> _Given problem_: From the entries below, gather each line containing the word "Virtaama".

> _Material_:
◆ ◆ ◆

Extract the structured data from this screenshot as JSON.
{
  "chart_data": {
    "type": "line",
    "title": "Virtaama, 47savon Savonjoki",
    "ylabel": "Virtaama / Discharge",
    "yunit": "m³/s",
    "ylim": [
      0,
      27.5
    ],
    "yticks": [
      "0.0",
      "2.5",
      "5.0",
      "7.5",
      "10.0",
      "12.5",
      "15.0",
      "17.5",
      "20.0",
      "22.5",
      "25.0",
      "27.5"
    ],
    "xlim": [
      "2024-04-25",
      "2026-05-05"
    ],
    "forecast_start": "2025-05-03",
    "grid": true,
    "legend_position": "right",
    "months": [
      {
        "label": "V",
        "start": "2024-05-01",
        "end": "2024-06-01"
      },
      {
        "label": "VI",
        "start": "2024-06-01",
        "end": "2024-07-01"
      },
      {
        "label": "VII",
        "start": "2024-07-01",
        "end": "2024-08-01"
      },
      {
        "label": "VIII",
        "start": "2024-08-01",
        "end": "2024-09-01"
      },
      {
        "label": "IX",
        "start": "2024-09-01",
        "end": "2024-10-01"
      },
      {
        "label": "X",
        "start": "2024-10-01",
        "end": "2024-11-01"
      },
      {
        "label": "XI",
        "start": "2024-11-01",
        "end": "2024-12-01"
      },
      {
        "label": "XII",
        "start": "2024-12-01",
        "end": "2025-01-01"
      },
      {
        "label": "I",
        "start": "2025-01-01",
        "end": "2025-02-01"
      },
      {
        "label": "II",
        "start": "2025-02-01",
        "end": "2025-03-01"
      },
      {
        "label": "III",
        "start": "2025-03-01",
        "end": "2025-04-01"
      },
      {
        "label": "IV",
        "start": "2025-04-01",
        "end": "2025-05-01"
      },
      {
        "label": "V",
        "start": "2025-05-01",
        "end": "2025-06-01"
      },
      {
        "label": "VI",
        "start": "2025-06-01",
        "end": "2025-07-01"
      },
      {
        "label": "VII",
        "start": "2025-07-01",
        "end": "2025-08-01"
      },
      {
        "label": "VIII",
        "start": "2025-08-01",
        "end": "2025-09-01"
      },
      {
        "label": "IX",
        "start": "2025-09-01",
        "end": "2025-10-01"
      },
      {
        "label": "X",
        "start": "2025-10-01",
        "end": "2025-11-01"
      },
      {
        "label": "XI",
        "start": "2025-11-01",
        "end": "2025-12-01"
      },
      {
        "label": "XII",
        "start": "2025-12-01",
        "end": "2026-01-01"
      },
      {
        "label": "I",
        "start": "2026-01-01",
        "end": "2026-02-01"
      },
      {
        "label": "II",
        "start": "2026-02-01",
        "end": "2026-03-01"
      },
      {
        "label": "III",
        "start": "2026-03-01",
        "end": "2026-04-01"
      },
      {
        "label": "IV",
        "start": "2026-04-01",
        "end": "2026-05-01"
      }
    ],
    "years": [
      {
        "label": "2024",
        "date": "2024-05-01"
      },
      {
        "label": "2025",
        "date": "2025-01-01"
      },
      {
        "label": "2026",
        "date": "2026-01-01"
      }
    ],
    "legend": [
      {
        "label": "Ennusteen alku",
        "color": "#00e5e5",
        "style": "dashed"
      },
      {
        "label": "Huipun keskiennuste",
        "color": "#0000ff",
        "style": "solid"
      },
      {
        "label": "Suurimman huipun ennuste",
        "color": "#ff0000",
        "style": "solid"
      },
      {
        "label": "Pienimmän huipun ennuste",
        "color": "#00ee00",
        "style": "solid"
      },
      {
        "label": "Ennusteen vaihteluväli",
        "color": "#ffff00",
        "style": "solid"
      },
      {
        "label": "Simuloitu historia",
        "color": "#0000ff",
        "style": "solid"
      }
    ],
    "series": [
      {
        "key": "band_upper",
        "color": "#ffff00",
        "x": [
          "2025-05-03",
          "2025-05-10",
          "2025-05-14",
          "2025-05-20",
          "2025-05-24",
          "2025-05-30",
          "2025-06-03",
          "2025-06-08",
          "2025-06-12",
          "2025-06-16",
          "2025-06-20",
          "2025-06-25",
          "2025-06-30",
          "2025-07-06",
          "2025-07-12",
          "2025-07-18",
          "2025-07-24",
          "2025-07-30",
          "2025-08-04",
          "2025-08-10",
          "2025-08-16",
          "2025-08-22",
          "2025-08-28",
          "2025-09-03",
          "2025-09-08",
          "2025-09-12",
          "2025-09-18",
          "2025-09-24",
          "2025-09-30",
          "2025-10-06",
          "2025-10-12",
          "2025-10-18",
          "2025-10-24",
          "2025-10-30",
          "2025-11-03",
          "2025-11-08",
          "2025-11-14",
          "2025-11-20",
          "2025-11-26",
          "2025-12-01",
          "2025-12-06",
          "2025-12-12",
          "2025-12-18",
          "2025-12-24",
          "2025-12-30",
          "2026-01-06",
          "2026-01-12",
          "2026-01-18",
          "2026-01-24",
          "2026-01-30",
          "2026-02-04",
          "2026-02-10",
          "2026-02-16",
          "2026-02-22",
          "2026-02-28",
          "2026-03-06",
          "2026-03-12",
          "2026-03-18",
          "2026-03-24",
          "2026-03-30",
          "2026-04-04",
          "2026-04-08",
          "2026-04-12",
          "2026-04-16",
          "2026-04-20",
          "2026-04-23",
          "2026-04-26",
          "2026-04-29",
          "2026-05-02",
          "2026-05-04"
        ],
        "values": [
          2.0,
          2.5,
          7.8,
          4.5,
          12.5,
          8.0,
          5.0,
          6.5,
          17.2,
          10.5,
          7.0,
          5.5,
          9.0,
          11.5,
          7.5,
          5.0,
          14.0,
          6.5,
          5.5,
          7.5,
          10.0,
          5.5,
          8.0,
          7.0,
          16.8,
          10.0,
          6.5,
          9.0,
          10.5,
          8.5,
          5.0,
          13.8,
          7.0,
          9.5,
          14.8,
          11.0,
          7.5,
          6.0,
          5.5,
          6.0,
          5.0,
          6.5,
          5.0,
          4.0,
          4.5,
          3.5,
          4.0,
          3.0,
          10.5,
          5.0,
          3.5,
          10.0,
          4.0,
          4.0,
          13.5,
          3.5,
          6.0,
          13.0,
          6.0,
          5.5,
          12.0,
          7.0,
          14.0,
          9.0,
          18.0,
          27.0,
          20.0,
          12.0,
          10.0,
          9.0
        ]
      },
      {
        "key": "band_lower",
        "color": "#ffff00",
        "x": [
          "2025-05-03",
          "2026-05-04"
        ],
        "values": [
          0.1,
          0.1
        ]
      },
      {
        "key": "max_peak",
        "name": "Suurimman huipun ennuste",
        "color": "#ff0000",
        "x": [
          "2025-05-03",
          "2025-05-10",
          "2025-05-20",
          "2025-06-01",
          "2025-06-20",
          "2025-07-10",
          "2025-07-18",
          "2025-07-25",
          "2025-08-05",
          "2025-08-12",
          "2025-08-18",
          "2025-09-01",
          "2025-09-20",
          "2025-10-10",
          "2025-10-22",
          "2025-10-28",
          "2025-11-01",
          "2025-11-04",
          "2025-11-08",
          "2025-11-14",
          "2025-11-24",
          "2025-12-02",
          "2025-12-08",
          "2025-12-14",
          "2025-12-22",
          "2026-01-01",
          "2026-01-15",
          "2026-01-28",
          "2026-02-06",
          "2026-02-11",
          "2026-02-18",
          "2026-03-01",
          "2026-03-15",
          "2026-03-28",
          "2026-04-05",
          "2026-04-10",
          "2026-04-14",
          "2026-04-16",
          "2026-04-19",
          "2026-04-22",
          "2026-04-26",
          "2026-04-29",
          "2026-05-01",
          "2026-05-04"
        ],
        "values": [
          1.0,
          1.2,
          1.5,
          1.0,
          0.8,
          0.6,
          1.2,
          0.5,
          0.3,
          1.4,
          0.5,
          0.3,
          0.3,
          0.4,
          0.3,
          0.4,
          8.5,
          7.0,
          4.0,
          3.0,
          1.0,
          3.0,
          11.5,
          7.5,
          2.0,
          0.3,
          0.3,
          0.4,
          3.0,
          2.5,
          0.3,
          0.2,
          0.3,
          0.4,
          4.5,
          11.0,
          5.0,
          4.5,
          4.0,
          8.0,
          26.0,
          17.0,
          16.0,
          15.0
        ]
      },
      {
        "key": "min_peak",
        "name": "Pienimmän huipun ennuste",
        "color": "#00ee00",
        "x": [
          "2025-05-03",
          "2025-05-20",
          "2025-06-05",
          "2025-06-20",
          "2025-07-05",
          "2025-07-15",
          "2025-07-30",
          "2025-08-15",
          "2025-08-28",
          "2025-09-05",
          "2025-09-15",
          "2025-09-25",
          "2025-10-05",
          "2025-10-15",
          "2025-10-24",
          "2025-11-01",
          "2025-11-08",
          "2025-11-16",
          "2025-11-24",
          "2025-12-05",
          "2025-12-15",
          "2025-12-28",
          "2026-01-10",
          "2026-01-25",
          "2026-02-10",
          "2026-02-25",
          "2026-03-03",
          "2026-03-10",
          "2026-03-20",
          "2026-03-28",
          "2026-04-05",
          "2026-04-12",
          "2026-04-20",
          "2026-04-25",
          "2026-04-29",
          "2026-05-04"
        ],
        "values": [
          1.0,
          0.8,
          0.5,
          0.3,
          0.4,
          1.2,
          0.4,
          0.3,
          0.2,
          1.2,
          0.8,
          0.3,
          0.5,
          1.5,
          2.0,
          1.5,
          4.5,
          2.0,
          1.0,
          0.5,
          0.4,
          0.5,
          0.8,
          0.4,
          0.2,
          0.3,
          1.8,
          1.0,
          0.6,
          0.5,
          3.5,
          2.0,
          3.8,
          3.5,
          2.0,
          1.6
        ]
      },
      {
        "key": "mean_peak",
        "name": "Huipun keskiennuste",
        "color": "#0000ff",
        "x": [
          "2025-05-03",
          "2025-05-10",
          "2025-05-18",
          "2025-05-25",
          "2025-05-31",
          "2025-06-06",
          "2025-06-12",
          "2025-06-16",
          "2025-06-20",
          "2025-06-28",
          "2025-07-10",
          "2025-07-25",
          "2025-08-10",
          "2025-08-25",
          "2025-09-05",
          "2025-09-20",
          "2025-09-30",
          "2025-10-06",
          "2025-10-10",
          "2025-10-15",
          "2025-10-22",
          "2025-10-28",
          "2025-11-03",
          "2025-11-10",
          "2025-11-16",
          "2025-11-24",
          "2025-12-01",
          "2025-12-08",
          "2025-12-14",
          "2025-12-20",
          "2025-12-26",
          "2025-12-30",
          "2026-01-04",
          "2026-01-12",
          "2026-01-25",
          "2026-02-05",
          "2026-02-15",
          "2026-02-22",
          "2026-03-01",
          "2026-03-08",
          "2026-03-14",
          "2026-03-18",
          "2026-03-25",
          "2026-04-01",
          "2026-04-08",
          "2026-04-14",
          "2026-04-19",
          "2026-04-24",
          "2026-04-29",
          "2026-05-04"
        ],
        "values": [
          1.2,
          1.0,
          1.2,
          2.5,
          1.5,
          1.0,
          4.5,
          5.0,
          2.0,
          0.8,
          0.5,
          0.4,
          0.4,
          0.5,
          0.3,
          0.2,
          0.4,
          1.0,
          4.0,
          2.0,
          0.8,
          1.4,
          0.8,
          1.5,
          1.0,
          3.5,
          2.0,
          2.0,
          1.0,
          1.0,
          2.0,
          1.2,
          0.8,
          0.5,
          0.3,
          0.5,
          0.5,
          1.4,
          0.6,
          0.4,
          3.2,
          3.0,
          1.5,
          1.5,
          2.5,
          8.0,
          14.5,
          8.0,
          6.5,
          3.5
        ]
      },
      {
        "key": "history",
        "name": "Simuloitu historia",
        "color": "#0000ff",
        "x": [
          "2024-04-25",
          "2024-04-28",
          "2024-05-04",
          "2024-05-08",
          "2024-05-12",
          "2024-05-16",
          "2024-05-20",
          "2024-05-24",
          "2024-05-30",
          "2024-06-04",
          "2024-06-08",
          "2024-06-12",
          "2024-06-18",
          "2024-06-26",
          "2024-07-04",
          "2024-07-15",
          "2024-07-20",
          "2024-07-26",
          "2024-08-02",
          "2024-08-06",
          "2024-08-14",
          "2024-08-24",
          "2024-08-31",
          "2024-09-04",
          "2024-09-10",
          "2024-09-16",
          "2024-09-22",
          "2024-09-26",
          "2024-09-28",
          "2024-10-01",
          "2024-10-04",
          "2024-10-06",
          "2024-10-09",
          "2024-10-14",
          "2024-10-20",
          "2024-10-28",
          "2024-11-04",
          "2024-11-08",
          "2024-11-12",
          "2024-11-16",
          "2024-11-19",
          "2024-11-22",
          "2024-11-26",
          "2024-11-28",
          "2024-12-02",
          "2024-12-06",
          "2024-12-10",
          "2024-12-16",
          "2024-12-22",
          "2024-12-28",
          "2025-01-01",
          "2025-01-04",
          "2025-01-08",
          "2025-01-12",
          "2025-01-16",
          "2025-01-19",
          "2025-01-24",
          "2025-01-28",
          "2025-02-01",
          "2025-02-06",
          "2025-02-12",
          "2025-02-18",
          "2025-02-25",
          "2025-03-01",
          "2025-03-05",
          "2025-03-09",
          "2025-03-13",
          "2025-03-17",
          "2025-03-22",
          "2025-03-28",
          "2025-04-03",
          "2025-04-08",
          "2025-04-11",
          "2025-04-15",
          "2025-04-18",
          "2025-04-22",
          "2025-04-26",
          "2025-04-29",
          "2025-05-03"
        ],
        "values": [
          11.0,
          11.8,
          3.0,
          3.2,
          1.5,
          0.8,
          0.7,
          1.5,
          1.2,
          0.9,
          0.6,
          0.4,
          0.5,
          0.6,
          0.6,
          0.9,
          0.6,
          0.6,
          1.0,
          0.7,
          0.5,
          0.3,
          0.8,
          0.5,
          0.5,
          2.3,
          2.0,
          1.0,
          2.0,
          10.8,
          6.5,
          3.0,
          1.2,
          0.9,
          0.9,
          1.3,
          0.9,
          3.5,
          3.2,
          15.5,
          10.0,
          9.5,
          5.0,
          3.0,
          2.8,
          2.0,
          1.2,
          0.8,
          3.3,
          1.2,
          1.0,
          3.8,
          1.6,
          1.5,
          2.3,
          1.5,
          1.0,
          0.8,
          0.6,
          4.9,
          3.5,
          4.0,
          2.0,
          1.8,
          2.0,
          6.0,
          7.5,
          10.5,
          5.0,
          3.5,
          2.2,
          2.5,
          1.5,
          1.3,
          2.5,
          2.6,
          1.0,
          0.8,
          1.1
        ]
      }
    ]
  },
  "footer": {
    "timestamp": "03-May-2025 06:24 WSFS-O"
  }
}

◆ ◆ ◆

> _Exercise solution_:
    "title": "Virtaama, 47savon Savonjoki",
    "ylabel": "Virtaama / Discharge",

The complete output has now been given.